### ИСХОДНЫЕ ЗАПИСИ
....
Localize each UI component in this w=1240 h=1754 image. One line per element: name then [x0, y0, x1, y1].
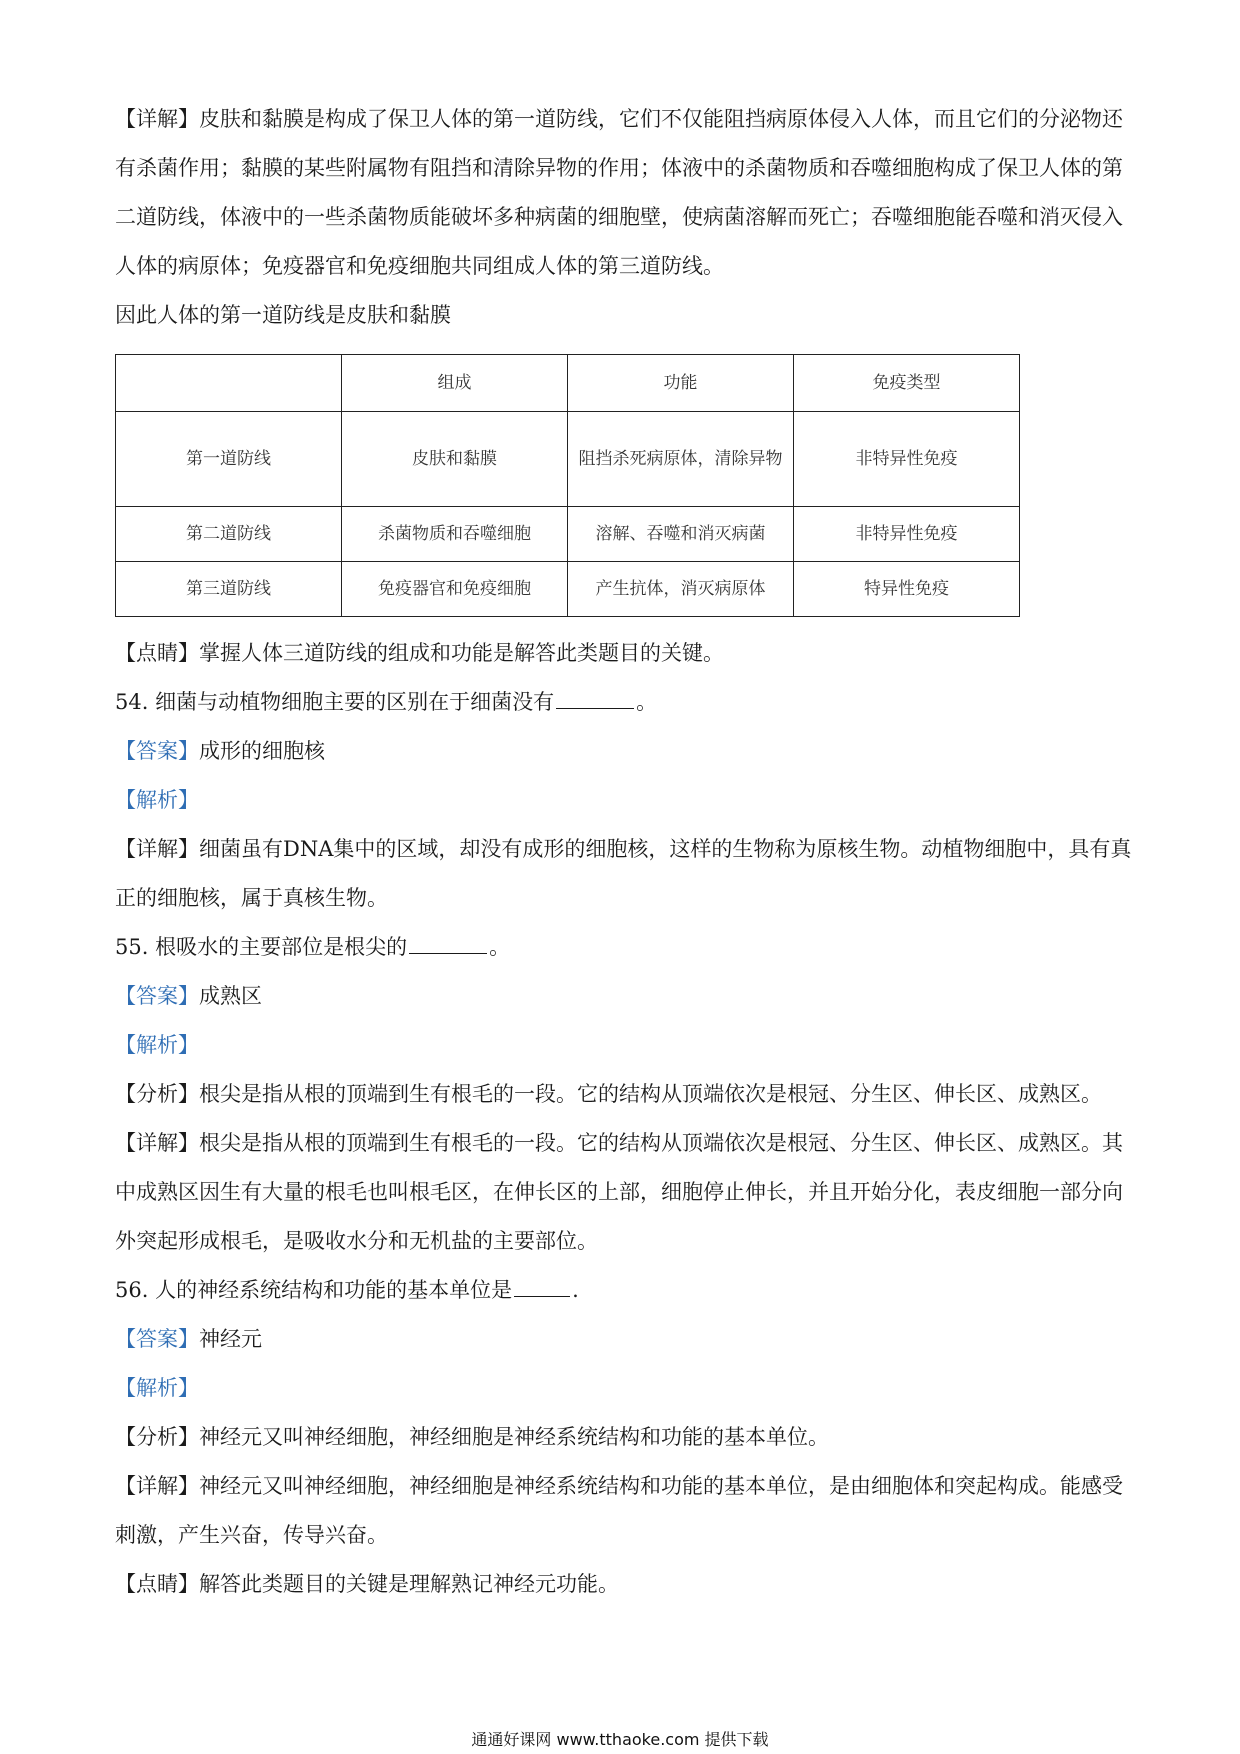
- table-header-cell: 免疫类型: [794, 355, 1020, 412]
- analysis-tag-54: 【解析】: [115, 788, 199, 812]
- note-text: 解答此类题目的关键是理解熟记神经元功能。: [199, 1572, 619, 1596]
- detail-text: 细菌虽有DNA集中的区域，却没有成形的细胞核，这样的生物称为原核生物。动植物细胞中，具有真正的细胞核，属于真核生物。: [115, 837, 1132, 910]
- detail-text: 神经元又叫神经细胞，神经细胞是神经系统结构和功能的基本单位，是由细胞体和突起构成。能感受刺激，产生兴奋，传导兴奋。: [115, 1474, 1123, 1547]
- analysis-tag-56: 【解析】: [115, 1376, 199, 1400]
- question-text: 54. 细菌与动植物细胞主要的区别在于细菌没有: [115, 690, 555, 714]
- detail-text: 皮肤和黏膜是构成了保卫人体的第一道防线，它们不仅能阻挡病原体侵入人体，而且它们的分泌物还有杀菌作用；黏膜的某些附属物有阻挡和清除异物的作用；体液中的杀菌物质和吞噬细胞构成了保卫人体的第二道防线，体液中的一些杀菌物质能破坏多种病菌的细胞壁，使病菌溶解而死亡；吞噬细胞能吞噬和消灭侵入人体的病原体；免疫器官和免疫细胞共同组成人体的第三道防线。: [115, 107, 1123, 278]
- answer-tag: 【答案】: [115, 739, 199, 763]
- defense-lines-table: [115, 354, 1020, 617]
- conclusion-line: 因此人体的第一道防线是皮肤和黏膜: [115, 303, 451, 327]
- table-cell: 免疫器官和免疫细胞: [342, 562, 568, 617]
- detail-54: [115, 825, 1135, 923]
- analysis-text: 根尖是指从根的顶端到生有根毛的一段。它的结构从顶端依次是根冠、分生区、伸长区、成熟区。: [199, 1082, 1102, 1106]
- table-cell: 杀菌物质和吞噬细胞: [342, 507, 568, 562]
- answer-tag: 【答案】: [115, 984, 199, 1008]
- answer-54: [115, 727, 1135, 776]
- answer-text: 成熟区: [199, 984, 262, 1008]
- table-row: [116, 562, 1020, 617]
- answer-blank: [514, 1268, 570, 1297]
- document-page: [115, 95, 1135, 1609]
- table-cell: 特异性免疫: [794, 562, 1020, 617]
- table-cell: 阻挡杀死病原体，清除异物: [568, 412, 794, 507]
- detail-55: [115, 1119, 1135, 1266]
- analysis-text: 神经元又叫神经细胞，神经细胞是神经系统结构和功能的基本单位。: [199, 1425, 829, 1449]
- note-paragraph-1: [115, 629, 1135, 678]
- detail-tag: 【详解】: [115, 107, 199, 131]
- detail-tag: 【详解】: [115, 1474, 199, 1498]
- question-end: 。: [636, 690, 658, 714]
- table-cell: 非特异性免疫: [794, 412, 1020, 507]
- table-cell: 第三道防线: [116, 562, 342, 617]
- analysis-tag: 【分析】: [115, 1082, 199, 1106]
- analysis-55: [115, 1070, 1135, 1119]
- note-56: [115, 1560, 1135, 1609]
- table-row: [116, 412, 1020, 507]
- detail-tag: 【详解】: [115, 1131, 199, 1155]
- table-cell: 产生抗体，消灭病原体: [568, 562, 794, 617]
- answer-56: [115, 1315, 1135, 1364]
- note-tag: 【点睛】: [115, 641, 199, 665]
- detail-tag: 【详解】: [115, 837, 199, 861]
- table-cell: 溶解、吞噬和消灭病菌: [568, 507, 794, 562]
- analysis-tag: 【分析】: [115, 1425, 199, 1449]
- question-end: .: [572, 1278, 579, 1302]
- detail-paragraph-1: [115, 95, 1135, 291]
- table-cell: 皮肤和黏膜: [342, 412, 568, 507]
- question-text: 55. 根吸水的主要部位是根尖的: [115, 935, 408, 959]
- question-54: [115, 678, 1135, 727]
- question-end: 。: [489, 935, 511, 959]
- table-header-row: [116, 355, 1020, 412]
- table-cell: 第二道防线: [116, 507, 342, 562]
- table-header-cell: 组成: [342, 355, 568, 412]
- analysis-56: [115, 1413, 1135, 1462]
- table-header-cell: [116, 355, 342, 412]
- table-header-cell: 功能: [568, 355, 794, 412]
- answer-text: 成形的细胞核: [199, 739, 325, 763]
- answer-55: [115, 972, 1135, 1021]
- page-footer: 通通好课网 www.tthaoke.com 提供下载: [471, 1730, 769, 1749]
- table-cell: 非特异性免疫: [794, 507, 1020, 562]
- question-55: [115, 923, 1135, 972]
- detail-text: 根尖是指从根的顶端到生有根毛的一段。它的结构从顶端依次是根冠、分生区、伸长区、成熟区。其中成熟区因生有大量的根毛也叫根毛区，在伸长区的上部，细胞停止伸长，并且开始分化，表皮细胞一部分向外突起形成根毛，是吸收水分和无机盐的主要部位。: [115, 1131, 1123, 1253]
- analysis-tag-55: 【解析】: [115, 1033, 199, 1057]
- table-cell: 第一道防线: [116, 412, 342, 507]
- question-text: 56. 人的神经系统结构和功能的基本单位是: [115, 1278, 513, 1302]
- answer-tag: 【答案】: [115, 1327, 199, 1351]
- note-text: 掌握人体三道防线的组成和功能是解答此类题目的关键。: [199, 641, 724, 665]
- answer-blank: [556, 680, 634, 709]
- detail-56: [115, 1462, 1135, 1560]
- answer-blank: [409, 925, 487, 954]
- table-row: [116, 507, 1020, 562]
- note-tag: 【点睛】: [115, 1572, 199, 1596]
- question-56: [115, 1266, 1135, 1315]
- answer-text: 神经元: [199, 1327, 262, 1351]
....
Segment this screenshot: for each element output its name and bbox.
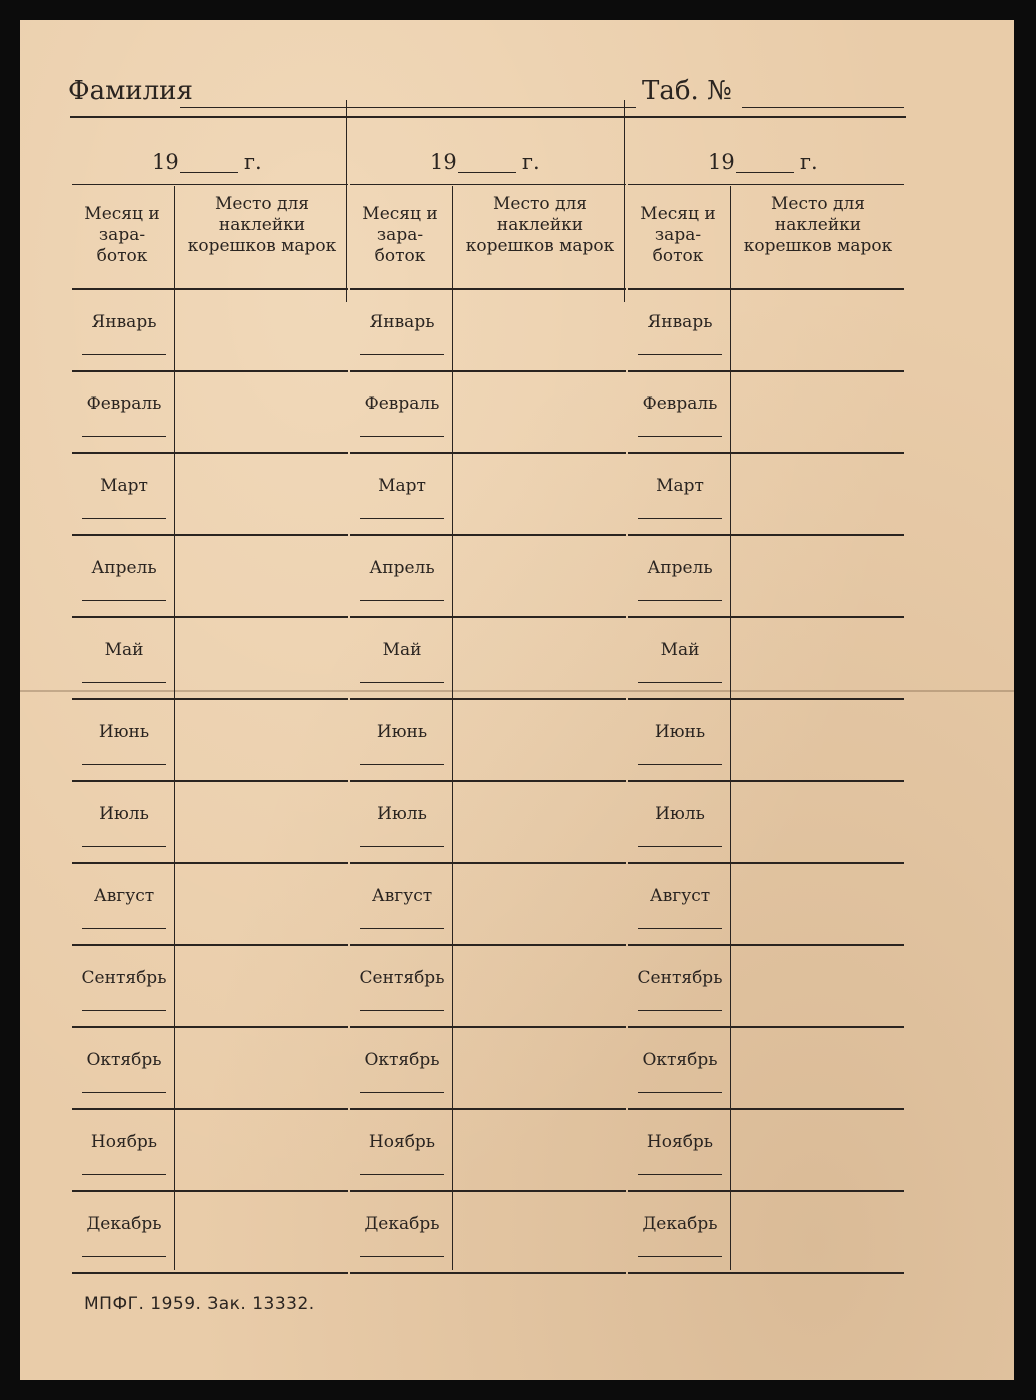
....
### ЗАДАНИЕ
Выведите без изменений строки записей, начиная со строки, в которой есть «Localize each UI», и заканчивая строкой, в которой есть «- analysis-tag-56: 【解析】: [115, 1376, 199, 1400]», включая обе эти строки. Изображения в ответ не включайте.

### ПИСЬМЕННЫЙ ОТВЕТ
Localize each UI component in this w=1240 h=1754 image. One line per element: name then [x0, y0, x1, y1].
- table-header-cell: 免疫类型: [794, 355, 1020, 412]
- analysis-tag-54: 【解析】: [115, 788, 199, 812]
- note-text: 解答此类题目的关键是理解熟记神经元功能。: [199, 1572, 619, 1596]
- detail-text: 细菌虽有DNA集中的区域，却没有成形的细胞核，这样的生物称为原核生物。动植物细胞中，具有真正的细胞核，属于真核生物。: [115, 837, 1132, 910]
- detail-text: 神经元又叫神经细胞，神经细胞是神经系统结构和功能的基本单位，是由细胞体和突起构成。能感受刺激，产生兴奋，传导兴奋。: [115, 1474, 1123, 1547]
- analysis-tag-56: 【解析】: [115, 1376, 199, 1400]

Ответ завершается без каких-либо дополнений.